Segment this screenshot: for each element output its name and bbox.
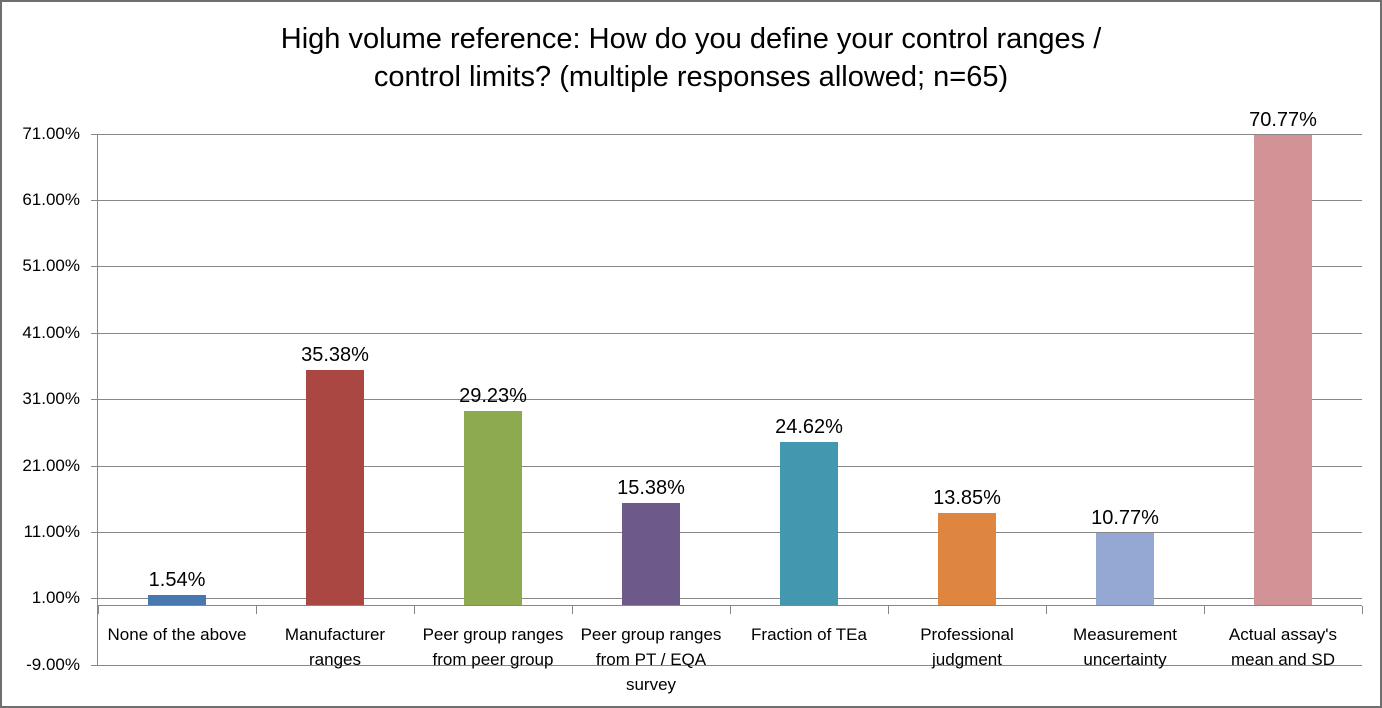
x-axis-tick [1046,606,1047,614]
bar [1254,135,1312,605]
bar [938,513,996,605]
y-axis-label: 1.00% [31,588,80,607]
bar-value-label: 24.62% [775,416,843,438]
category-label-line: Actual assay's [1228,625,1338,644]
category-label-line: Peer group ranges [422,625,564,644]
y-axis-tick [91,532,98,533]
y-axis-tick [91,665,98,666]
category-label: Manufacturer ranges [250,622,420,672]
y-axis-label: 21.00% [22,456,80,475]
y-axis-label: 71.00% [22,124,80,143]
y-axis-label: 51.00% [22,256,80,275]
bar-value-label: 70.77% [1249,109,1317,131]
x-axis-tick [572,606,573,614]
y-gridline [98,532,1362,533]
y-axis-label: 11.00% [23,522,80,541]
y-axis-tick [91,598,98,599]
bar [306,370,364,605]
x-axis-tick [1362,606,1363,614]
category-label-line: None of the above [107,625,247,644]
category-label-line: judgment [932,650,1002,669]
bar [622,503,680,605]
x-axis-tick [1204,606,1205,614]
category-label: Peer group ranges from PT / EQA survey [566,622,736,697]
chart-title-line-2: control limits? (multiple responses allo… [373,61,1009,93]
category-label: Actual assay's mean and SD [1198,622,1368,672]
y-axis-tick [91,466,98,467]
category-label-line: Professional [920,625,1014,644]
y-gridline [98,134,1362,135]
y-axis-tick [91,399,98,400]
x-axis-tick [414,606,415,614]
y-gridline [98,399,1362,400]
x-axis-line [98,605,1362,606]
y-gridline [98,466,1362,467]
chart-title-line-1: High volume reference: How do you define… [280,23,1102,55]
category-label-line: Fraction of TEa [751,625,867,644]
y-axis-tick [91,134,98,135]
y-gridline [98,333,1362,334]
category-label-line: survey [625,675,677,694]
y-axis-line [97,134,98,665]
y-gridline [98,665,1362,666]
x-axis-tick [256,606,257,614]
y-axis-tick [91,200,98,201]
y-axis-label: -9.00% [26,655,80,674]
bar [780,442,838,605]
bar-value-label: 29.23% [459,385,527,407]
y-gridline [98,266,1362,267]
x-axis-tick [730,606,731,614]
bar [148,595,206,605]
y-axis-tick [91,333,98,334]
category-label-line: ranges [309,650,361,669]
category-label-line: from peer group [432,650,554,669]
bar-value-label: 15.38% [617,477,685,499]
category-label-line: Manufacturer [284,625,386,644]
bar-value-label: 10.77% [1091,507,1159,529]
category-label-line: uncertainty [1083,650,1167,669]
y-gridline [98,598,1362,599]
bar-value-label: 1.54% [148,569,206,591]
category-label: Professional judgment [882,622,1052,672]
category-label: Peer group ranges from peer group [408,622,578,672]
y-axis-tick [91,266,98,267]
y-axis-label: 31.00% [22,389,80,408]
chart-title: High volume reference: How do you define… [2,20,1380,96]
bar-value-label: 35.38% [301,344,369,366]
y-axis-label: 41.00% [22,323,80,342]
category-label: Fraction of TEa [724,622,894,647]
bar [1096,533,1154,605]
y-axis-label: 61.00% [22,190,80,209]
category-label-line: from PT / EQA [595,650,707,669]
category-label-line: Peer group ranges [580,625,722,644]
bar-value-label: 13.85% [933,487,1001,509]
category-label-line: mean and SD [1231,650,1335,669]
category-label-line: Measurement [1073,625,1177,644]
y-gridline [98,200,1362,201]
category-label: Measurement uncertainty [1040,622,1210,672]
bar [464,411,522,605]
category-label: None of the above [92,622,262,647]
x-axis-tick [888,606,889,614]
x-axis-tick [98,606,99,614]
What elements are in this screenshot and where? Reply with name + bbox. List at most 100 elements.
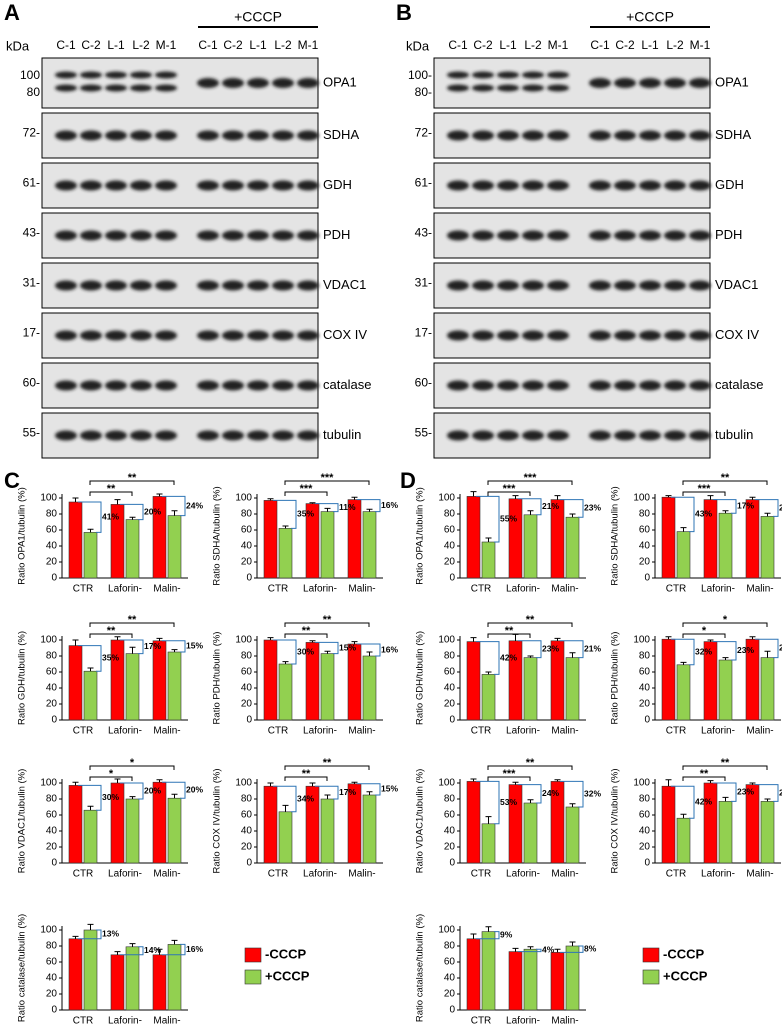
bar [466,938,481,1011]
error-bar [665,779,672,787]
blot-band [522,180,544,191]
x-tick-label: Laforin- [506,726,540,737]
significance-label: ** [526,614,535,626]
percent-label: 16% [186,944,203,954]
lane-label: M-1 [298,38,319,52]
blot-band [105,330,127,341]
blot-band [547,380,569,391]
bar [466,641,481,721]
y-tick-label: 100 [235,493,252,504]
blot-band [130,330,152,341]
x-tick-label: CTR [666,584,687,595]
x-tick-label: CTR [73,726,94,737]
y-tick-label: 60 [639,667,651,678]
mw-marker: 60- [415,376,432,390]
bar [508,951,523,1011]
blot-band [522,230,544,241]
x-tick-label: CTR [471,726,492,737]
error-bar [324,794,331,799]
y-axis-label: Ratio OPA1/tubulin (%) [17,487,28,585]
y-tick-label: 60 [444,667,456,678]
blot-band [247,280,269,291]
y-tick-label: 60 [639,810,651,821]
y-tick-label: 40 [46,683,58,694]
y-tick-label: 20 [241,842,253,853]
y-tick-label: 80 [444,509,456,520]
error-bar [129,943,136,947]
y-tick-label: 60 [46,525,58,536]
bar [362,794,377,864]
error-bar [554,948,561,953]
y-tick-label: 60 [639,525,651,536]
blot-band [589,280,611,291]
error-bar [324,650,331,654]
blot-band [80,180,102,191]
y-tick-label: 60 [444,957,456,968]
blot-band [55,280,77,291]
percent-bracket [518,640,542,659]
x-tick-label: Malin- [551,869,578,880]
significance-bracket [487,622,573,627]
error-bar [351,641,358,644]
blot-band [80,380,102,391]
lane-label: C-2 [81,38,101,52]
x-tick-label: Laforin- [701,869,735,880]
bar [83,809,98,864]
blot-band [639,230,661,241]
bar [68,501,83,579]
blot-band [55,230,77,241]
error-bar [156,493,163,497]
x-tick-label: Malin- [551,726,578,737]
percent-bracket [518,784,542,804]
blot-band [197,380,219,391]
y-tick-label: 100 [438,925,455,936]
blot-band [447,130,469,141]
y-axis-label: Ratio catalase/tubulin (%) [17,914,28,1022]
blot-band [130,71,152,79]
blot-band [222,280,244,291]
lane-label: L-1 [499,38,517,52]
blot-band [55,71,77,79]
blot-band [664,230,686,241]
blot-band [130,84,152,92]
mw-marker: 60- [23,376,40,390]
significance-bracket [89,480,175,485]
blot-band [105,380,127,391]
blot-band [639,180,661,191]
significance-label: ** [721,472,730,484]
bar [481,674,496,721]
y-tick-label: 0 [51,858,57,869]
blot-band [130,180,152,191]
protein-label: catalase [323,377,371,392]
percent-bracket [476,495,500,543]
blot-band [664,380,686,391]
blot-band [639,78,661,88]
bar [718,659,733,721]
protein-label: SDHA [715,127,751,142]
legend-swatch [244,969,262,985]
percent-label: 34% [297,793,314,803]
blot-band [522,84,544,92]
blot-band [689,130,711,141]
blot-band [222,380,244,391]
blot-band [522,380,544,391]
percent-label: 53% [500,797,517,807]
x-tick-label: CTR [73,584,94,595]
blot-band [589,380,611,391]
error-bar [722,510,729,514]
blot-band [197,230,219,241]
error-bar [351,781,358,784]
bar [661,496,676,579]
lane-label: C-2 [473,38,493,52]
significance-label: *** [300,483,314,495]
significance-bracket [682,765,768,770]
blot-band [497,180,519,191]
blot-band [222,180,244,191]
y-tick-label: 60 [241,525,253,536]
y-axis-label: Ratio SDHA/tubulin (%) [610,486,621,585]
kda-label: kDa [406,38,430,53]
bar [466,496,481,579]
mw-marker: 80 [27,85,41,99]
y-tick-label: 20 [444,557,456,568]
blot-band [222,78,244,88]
▬▬▬
• The problem: Every line above that holds the string "value" should be copied into the answer.

• Solution to this task:
bar-value-label: 24.62% [775,416,843,438]
bar-value-label: 70.77% [1249,109,1317,131]
bar-value-label: 29.23% [459,385,527,407]
bar-value-label: 15.38% [617,477,685,499]
bar-value-label: 10.77% [1091,507,1159,529]
bar-value-label: 1.54% [148,569,206,591]
bar-value-label: 35.38% [301,344,369,366]
bar-value-label: 13.85% [933,487,1001,509]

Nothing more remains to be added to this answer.